All lines in which the word "such" occurs are to be extracted.
==== RECORD LIST
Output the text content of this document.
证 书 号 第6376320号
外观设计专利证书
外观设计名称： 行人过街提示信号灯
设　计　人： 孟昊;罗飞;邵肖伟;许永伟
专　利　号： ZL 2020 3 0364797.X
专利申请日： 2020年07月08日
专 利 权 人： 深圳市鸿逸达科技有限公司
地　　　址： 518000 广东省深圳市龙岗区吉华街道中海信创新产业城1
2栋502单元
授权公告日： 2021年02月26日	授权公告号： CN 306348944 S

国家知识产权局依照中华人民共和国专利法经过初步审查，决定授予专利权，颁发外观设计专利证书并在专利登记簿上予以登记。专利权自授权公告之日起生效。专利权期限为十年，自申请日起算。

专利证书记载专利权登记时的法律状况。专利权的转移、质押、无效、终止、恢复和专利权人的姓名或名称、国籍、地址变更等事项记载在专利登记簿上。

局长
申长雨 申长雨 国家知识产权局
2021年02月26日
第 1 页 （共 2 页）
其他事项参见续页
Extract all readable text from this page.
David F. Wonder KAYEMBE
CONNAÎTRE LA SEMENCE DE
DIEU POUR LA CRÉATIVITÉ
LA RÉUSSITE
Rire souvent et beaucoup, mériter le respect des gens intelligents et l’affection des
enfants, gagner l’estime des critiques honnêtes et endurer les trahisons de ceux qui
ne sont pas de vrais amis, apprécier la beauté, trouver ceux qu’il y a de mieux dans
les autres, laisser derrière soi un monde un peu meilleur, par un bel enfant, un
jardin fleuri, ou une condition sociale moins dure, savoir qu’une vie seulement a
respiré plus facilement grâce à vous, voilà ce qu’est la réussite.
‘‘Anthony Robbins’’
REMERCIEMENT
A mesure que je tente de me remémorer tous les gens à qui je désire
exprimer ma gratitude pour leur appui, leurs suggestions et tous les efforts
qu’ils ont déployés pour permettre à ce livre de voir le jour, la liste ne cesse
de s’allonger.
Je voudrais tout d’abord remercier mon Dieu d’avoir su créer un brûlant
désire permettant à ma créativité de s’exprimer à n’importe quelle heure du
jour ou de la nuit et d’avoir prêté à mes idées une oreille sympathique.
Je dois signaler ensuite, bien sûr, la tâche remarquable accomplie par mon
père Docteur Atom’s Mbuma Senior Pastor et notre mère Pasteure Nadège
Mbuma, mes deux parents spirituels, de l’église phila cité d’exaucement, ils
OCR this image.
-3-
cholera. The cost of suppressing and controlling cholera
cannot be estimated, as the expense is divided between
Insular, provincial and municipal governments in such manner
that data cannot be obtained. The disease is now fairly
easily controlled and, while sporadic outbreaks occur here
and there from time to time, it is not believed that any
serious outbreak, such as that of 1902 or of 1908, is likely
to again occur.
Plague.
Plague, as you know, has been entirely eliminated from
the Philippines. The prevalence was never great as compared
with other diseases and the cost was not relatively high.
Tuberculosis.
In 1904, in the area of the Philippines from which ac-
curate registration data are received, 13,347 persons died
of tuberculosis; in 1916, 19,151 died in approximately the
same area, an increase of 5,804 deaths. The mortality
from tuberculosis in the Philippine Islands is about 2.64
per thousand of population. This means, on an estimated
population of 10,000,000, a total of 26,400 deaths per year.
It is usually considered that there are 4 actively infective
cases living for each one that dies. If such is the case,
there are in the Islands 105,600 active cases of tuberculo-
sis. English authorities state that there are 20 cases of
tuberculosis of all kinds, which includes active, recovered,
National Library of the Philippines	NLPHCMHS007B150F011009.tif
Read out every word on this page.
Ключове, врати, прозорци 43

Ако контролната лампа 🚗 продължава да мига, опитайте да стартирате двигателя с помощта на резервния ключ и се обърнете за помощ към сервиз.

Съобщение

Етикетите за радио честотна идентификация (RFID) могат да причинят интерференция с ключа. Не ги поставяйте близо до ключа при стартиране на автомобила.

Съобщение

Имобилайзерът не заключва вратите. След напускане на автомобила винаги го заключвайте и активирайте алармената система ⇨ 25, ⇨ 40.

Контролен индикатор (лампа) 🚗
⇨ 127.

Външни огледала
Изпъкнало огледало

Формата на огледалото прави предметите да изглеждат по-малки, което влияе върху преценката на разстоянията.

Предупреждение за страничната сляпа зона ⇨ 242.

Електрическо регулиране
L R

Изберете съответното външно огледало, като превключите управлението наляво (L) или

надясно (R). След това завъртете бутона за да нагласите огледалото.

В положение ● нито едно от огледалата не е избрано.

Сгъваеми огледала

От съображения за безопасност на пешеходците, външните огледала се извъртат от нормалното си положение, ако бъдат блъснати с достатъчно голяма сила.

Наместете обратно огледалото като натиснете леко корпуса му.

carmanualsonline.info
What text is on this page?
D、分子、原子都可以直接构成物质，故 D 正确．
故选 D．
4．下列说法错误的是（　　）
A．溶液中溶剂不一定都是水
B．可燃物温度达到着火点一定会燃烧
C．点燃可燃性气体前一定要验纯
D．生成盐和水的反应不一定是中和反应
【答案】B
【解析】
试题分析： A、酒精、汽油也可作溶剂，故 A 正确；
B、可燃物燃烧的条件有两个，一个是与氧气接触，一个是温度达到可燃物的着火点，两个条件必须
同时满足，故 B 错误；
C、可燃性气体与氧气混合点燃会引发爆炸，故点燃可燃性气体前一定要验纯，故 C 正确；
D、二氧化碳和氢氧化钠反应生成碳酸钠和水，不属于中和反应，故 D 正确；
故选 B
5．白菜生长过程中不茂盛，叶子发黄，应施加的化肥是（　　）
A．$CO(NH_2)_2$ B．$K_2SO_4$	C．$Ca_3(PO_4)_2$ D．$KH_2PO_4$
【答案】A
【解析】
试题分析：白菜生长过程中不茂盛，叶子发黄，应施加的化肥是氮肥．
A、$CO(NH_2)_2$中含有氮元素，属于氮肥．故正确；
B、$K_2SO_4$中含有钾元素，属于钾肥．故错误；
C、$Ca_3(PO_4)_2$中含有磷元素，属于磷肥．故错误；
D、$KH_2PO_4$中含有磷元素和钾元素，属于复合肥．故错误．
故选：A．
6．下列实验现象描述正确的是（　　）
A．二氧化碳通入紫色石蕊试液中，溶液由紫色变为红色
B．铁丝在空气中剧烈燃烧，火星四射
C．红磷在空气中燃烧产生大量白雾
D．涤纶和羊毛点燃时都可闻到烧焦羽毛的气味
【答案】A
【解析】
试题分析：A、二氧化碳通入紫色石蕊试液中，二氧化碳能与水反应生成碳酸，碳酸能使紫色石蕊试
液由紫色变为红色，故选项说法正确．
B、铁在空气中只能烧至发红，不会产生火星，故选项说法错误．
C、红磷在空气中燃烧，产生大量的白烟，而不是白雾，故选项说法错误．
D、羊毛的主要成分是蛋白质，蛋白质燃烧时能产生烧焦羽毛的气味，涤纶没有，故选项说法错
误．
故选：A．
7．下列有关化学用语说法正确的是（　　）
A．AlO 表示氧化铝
========
__WRITTEN SOLUTION__.
Insular, provincial and municipal governments in such manner
serious outbreak, such as that of 1902 or of 1908, is likely
cases living for each one that dies. If such is the case,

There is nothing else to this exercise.